Return the records that follow unaltered. Omit every picture.

[Dataset items]:
------------------------------
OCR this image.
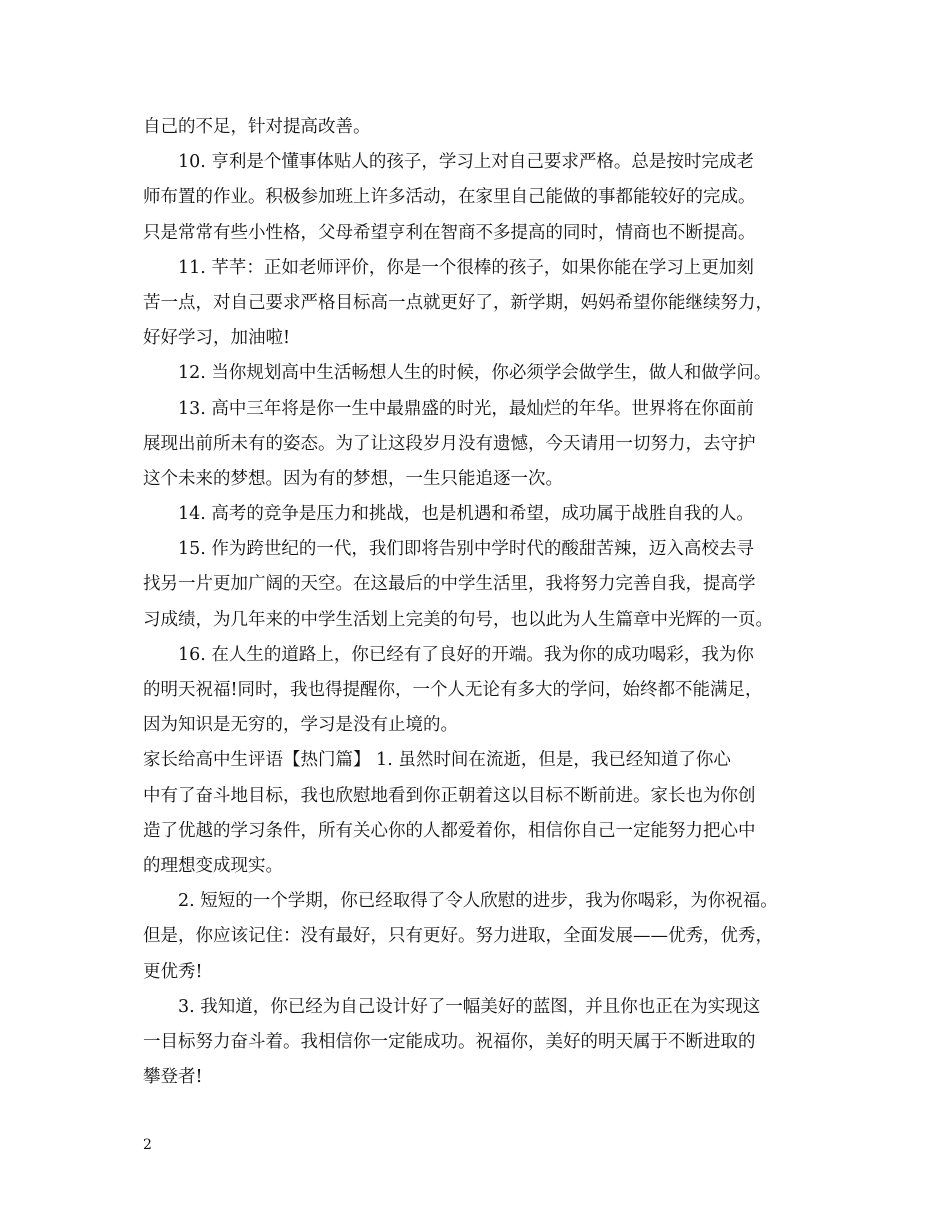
自己的不足，针对提高改善。
10. 亨利是个懂事体贴人的孩子，学习上对自己要求严格。总是按时完成老
师布置的作业。积极参加班上许多活动，在家里自己能做的事都能较好的完成。
只是常常有些小性格，父母希望亨利在智商不多提高的同时，情商也不断提高。
11. 芊芊：正如老师评价，你是一个很棒的孩子，如果你能在学习上更加刻
苦一点，对自己要求严格目标高一点就更好了，新学期，妈妈希望你能继续努力，
好好学习，加油啦!
12. 当你规划高中生活畅想人生的时候，你必须学会做学生，做人和做学问。
13. 高中三年将是你一生中最鼎盛的时光，最灿烂的年华。世界将在你面前
展现出前所未有的姿态。为了让这段岁月没有遗憾，今天请用一切努力，去守护
这个未来的梦想。因为有的梦想，一生只能追逐一次。
14. 高考的竞争是压力和挑战，也是机遇和希望，成功属于战胜自我的人。
15. 作为跨世纪的一代，我们即将告别中学时代的酸甜苦辣，迈入高校去寻
找另一片更加广阔的天空。在这最后的中学生活里，我将努力完善自我，提高学
习成绩，为几年来的中学生活划上完美的句号，也以此为人生篇章中光辉的一页。
16. 在人生的道路上，你已经有了良好的开端。我为你的成功喝彩，我为你
的明天祝福!同时，我也得提醒你，一个人无论有多大的学问，始终都不能满足，
因为知识是无穷的，学习是没有止境的。
家长给高中生评语【热门篇】 1. 虽然时间在流逝，但是，我已经知道了你心
中有了奋斗地目标，我也欣慰地看到你正朝着这以目标不断前进。家长也为你创
造了优越的学习条件，所有关心你的人都爱着你，相信你自己一定能努力把心中
的理想变成现实。
2. 短短的一个学期，你已经取得了令人欣慰的进步，我为你喝彩，为你祝福。
但是，你应该记住：没有最好，只有更好。努力进取，全面发展——优秀，优秀，
更优秀!
3. 我知道，你已经为自己设计好了一幅美好的蓝图，并且你也正在为实现这
一目标努力奋斗着。我相信你一定能成功。祝福你，美好的明天属于不断进取的
攀登者!
2
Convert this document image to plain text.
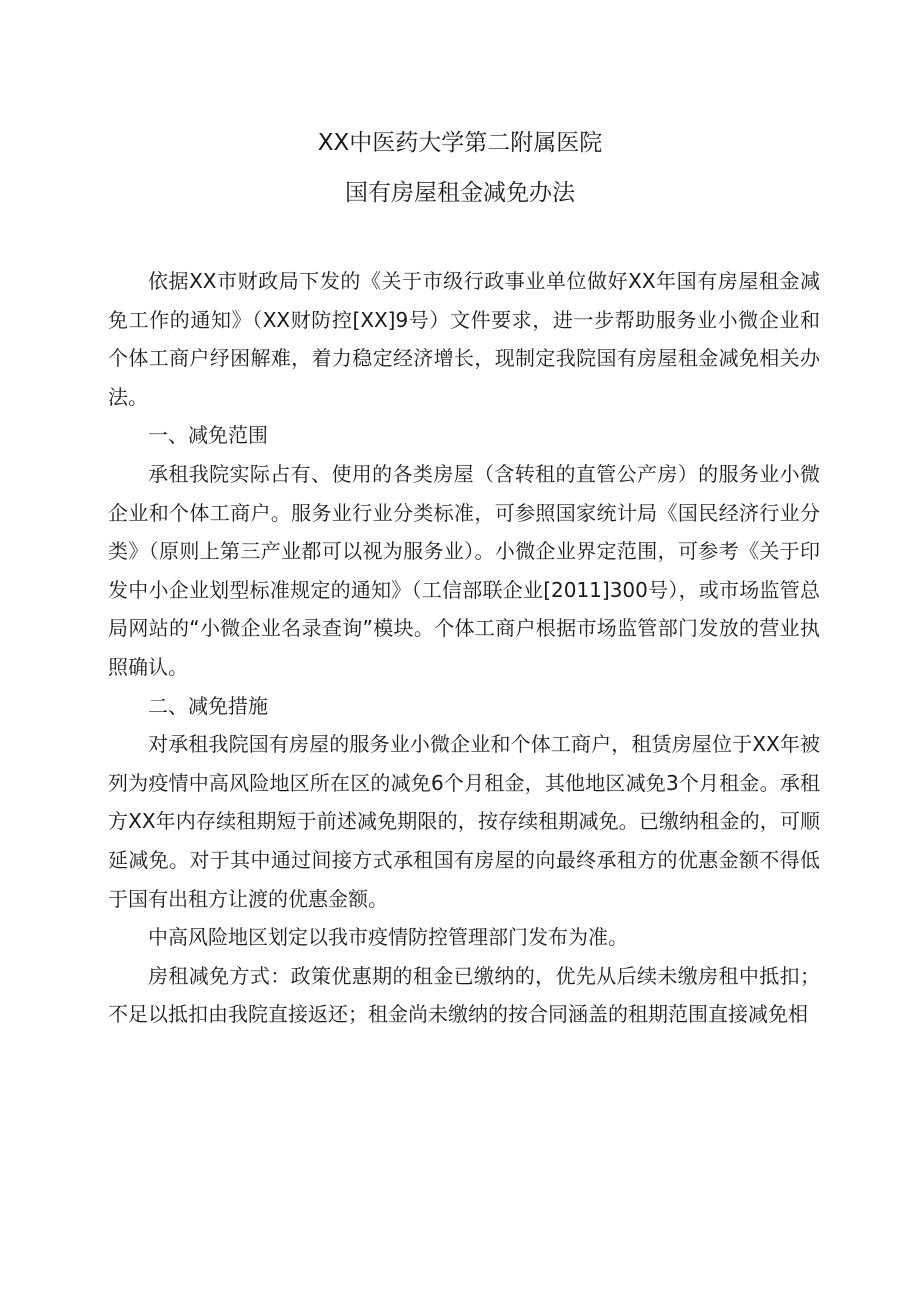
XX中医药大学第二附属医院
国有房屋租金减免办法

依据XX市财政局下发的《关于市级行政事业单位做好XX年国有房屋租金减免工作的通知》（XX财防控[XX]9号）文件要求，进一步帮助服务业小微企业和个体工商户纾困解难，着力稳定经济增长，现制定我院国有房屋租金减免相关办法。

一、减免范围

承租我院实际占有、使用的各类房屋（含转租的直管公产房）的服务业小微企业和个体工商户。服务业行业分类标准，可参照国家统计局《国民经济行业分类》（原则上第三产业都可以视为服务业）。小微企业界定范围，可参考《关于印发中小企业划型标准规定的通知》（工信部联企业[2011]300号），或市场监管总局网站的“小微企业名录查询”模块。个体工商户根据市场监管部门发放的营业执照确认。

二、减免措施

对承租我院国有房屋的服务业小微企业和个体工商户，租赁房屋位于XX年被列为疫情中高风险地区所在区的减免6个月租金，其他地区减免3个月租金。承租方XX年内存续租期短于前述减免期限的，按存续租期减免。已缴纳租金的，可顺延减免。对于其中通过间接方式承租国有房屋的向最终承租方的优惠金额不得低于国有出租方让渡的优惠金额。

中高风险地区划定以我市疫情防控管理部门发布为准。

房租减免方式：政策优惠期的租金已缴纳的，优先从后续未缴房租中抵扣；不足以抵扣由我院直接返还；租金尚未缴纳的按合同涵盖的租期范围直接减免相
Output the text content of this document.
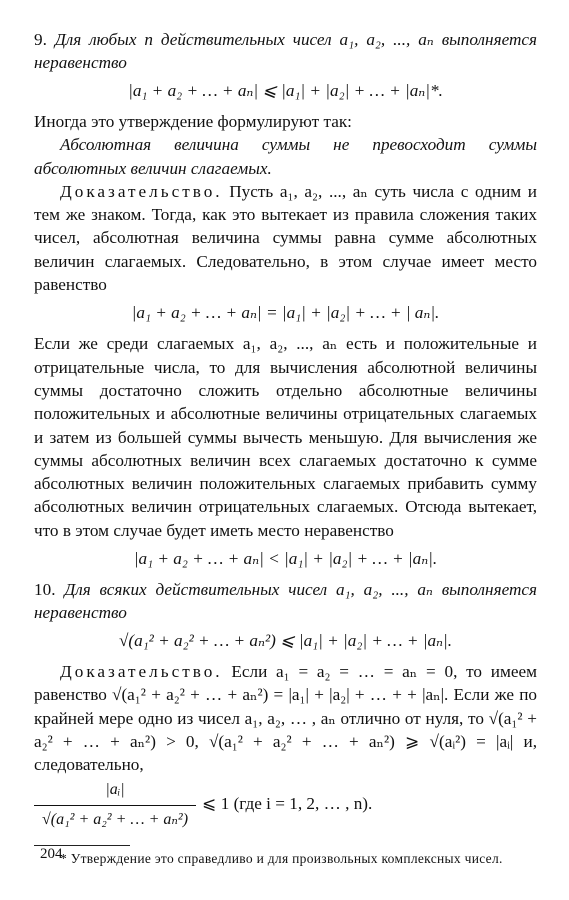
9. Для любых n действительных чисел a₁, a₂, ..., aₙ выполняется неравенство

|a₁ + a₂ + … + aₙ| ⩽ |a₁| + |a₂| + … + |aₙ|*.

Иногда это утверждение формулируют так:

Абсолютная величина суммы не превосходит суммы абсолютных величин слагаемых.

Доказательство. Пусть a₁, a₂, ..., aₙ суть числа с одним и тем же знаком. Тогда, как это вытекает из правила сложения таких чисел, абсолютная величина суммы равна сумме абсолютных величин слагаемых. Следовательно, в этом случае имеет место равенство

|a₁ + a₂ + … + aₙ| = |a₁| + |a₂| + … + | aₙ|.

Если же среди слагаемых a₁, a₂, ..., aₙ есть и положительные и отрицательные числа, то для вычисления абсолютной величины суммы достаточно сложить отдельно абсолютные величины положительных и абсолютные величины отрицательных слагаемых и затем из большей суммы вычесть меньшую. Для вычисления же суммы абсолютных величин всех слагаемых достаточно к сумме абсолютных величин положительных слагаемых прибавить сумму абсолютных величин отрицательных слагаемых. Отсюда вытекает, что в этом случае будет иметь место неравенство

|a₁ + a₂ + … + aₙ| < |a₁| + |a₂| + … + |aₙ|.

10. Для всяких действительных чисел a₁, a₂, ..., aₙ выполняется неравенство

√(a₁² + a₂² + … + aₙ²) ⩽ |a₁| + |a₂| + … + |aₙ|.

Доказательство. Если a₁ = a₂ = … = aₙ = 0, то имеем равенство √(a₁² + a₂² + … + aₙ²) = |a₁| + |a₂| + … + + |aₙ|. Если же по крайней мере одно из чисел a₁, a₂, … , aₙ отлично от нуля, то √(a₁² + a₂² + … + aₙ²) > 0, √(a₁² + a₂² + … + aₙ²) ⩾ √(aᵢ²) = |aᵢ| и, следовательно,

|aᵢ|
√(a₁² + a₂² + … + aₙ²)
⩽ 1 (где i = 1, 2, … , n).

* Утверждение это справедливо и для произвольных комплексных чисел.

204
------------------------------
[Reply]:
OCR this image.
自己的不足，针对提高改善。
10. 亨利是个懂事体贴人的孩子，学习上对自己要求严格。总是按时完成老
师布置的作业。积极参加班上许多活动，在家里自己能做的事都能较好的完成。
只是常常有些小性格，父母希望亨利在智商不多提高的同时，情商也不断提高。
11. 芊芊：正如老师评价，你是一个很棒的孩子，如果你能在学习上更加刻
苦一点，对自己要求严格目标高一点就更好了，新学期，妈妈希望你能继续努力，
好好学习，加油啦!
12. 当你规划高中生活畅想人生的时候，你必须学会做学生，做人和做学问。
13. 高中三年将是你一生中最鼎盛的时光，最灿烂的年华。世界将在你面前
展现出前所未有的姿态。为了让这段岁月没有遗憾，今天请用一切努力，去守护
这个未来的梦想。因为有的梦想，一生只能追逐一次。
14. 高考的竞争是压力和挑战，也是机遇和希望，成功属于战胜自我的人。
15. 作为跨世纪的一代，我们即将告别中学时代的酸甜苦辣，迈入高校去寻
找另一片更加广阔的天空。在这最后的中学生活里，我将努力完善自我，提高学
习成绩，为几年来的中学生活划上完美的句号，也以此为人生篇章中光辉的一页。
16. 在人生的道路上，你已经有了良好的开端。我为你的成功喝彩，我为你
的明天祝福!同时，我也得提醒你，一个人无论有多大的学问，始终都不能满足，
因为知识是无穷的，学习是没有止境的。
家长给高中生评语【热门篇】 1. 虽然时间在流逝，但是，我已经知道了你心
中有了奋斗地目标，我也欣慰地看到你正朝着这以目标不断前进。家长也为你创
造了优越的学习条件，所有关心你的人都爱着你，相信你自己一定能努力把心中
的理想变成现实。
2. 短短的一个学期，你已经取得了令人欣慰的进步，我为你喝彩，为你祝福。
但是，你应该记住：没有最好，只有更好。努力进取，全面发展——优秀，优秀，
更优秀!
3. 我知道，你已经为自己设计好了一幅美好的蓝图，并且你也正在为实现这
一目标努力奋斗着。我相信你一定能成功。祝福你，美好的明天属于不断进取的
攀登者!
2
Convert this document image to plain text.
XX中医药大学第二附属医院
国有房屋租金减免办法

依据XX市财政局下发的《关于市级行政事业单位做好XX年国有房屋租金减免工作的通知》（XX财防控[XX]9号）文件要求，进一步帮助服务业小微企业和个体工商户纾困解难，着力稳定经济增长，现制定我院国有房屋租金减免相关办法。

一、减免范围

承租我院实际占有、使用的各类房屋（含转租的直管公产房）的服务业小微企业和个体工商户。服务业行业分类标准，可参照国家统计局《国民经济行业分类》（原则上第三产业都可以视为服务业）。小微企业界定范围，可参考《关于印发中小企业划型标准规定的通知》（工信部联企业[2011]300号），或市场监管总局网站的“小微企业名录查询”模块。个体工商户根据市场监管部门发放的营业执照确认。

二、减免措施

对承租我院国有房屋的服务业小微企业和个体工商户，租赁房屋位于XX年被列为疫情中高风险地区所在区的减免6个月租金，其他地区减免3个月租金。承租方XX年内存续租期短于前述减免期限的，按存续租期减免。已缴纳租金的，可顺延减免。对于其中通过间接方式承租国有房屋的向最终承租方的优惠金额不得低于国有出租方让渡的优惠金额。

中高风险地区划定以我市疫情防控管理部门发布为准。

房租减免方式：政策优惠期的租金已缴纳的，优先从后续未缴房租中抵扣；不足以抵扣由我院直接返还；租金尚未缴纳的按合同涵盖的租期范围直接减免相
Output the text content of this document.
9. Для любых n действительных чисел a₁, a₂, ..., aₙ выполняется неравенство

|a₁ + a₂ + … + aₙ| ⩽ |a₁| + |a₂| + … + |aₙ|*.

Иногда это утверждение формулируют так:

Абсолютная величина суммы не превосходит суммы абсолютных величин слагаемых.

Доказательство. Пусть a₁, a₂, ..., aₙ суть числа с одним и тем же знаком. Тогда, как это вытекает из правила сложения таких чисел, абсолютная величина суммы равна сумме абсолютных величин слагаемых. Следовательно, в этом случае имеет место равенство

|a₁ + a₂ + … + aₙ| = |a₁| + |a₂| + … + | aₙ|.

Если же среди слагаемых a₁, a₂, ..., aₙ есть и положительные и отрицательные числа, то для вычисления абсолютной величины суммы достаточно сложить отдельно абсолютные величины положительных и абсолютные величины отрицательных слагаемых и затем из большей суммы вычесть меньшую. Для вычисления же суммы абсолютных величин всех слагаемых достаточно к сумме абсолютных величин положительных слагаемых прибавить сумму абсолютных величин отрицательных слагаемых. Отсюда вытекает, что в этом случае будет иметь место неравенство

|a₁ + a₂ + … + aₙ| < |a₁| + |a₂| + … + |aₙ|.

10. Для всяких действительных чисел a₁, a₂, ..., aₙ выполняется неравенство

√(a₁² + a₂² + … + aₙ²) ⩽ |a₁| + |a₂| + … + |aₙ|.

Доказательство. Если a₁ = a₂ = … = aₙ = 0, то имеем равенство √(a₁² + a₂² + … + aₙ²) = |a₁| + |a₂| + … + + |aₙ|. Если же по крайней мере одно из чисел a₁, a₂, … , aₙ отлично от нуля, то √(a₁² + a₂² + … + aₙ²) > 0, √(a₁² + a₂² + … + aₙ²) ⩾ √(aᵢ²) = |aᵢ| и, следовательно,

|aᵢ|
√(a₁² + a₂² + … + aₙ²)
⩽ 1 (где i = 1, 2, … , n).

* Утверждение это справедливо и для произвольных комплексных чисел.

204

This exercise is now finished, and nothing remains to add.